Where a line of the listing below includes the word "tBodyGyro", reproduce that line.

__Recorded data__.

----

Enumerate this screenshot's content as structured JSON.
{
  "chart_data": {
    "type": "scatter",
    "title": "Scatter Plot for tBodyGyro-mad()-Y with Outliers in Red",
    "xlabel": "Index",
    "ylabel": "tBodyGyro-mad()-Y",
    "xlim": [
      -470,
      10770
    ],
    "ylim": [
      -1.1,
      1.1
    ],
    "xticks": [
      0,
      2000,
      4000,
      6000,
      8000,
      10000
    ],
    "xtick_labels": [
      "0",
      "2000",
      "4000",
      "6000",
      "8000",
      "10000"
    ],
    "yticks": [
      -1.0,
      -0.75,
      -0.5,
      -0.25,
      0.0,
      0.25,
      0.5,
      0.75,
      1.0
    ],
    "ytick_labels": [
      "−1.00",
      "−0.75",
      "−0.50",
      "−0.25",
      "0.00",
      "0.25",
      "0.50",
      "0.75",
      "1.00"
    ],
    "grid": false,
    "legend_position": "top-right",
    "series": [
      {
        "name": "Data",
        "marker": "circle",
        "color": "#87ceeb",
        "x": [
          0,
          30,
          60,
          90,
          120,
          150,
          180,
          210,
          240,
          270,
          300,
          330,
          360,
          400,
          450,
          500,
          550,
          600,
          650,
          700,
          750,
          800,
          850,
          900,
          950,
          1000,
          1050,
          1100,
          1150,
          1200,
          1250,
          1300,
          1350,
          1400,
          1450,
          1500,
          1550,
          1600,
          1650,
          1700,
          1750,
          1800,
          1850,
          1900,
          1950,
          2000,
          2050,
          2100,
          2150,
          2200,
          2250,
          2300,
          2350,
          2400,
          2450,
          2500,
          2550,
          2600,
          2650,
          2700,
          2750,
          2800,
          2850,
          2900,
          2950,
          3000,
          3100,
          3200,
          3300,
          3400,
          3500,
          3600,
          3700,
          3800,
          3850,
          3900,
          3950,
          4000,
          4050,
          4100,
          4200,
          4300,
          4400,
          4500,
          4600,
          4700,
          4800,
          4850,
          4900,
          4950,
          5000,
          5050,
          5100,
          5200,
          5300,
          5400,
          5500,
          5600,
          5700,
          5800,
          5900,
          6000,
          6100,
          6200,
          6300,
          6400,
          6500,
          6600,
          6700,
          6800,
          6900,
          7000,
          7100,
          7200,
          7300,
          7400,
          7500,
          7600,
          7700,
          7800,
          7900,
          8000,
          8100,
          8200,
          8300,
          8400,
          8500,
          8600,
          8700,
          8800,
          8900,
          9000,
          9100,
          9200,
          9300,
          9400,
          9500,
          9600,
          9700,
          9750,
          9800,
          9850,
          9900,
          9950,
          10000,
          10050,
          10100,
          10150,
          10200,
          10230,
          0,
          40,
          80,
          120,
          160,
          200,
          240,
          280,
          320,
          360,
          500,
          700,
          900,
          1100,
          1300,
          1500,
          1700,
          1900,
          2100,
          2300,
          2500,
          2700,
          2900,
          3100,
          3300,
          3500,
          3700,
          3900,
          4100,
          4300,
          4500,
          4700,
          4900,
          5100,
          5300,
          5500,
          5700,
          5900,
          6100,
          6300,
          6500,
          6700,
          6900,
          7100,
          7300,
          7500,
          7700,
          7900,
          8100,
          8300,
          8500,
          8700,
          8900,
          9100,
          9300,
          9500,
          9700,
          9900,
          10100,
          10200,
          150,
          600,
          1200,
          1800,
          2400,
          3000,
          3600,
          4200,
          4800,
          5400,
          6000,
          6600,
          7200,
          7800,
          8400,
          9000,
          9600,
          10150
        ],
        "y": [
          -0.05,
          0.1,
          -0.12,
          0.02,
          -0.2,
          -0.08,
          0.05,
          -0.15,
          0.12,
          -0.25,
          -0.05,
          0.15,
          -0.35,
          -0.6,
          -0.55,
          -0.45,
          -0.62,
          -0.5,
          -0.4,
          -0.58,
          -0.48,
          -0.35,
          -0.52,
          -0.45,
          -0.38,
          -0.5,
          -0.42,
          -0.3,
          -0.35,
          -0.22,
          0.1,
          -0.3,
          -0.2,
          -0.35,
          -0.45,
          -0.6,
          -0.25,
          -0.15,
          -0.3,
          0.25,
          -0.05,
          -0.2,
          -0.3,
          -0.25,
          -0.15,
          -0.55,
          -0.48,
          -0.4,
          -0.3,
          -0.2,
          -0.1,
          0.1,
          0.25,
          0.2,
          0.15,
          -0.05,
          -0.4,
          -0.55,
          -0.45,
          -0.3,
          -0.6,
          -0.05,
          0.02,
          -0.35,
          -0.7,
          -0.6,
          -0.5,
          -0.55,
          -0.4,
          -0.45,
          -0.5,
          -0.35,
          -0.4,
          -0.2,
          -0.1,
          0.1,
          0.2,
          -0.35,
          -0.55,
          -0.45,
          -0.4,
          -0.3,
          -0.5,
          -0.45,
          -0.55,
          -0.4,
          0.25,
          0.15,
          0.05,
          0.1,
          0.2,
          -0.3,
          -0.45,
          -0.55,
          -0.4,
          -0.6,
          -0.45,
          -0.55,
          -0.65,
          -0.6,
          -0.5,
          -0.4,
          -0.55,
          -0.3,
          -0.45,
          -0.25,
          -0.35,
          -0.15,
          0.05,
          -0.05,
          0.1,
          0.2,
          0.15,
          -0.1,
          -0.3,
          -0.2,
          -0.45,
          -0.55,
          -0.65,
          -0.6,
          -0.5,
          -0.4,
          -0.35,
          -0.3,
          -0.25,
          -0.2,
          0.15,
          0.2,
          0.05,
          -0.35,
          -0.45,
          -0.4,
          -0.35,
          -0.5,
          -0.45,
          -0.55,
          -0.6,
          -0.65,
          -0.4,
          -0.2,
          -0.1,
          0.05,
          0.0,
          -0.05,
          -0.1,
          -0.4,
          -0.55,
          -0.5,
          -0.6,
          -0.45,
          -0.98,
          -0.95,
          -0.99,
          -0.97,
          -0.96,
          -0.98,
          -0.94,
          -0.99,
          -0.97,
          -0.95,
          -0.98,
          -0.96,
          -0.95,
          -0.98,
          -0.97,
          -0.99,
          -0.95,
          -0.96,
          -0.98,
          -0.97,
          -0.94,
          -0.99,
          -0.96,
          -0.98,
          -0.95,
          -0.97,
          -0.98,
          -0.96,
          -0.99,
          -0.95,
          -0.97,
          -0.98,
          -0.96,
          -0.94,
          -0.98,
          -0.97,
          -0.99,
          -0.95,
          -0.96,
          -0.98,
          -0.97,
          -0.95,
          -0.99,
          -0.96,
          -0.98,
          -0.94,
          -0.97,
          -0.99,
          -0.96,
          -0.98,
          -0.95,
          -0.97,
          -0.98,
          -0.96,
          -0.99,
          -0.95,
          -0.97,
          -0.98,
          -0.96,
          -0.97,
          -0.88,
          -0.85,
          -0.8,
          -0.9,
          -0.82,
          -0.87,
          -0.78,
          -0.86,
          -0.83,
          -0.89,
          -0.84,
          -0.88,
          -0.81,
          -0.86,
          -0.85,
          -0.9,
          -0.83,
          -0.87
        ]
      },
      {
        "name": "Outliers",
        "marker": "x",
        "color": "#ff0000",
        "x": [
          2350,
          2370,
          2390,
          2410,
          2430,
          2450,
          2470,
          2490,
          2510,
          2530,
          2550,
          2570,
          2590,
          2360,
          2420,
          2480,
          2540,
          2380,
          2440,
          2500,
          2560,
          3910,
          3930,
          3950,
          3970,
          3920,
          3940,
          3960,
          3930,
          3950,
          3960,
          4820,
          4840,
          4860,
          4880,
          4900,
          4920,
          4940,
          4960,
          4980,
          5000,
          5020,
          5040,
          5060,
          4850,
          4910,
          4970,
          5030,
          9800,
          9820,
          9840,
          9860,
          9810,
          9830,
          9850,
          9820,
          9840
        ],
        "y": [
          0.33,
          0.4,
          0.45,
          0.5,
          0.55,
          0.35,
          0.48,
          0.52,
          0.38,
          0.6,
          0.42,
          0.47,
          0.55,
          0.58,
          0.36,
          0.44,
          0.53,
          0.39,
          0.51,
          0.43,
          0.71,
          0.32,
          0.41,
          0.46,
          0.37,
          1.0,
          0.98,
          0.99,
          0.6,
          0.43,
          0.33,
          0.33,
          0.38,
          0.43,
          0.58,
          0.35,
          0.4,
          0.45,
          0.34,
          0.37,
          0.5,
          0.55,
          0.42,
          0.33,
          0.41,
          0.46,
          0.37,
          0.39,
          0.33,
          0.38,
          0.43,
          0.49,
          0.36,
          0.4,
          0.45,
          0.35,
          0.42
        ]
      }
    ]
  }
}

----

__WRITTEN ANSWER__.
    "title": "Scatter Plot for tBodyGyro-mad()-Y with Outliers in Red",
    "ylabel": "tBodyGyro-mad()-Y",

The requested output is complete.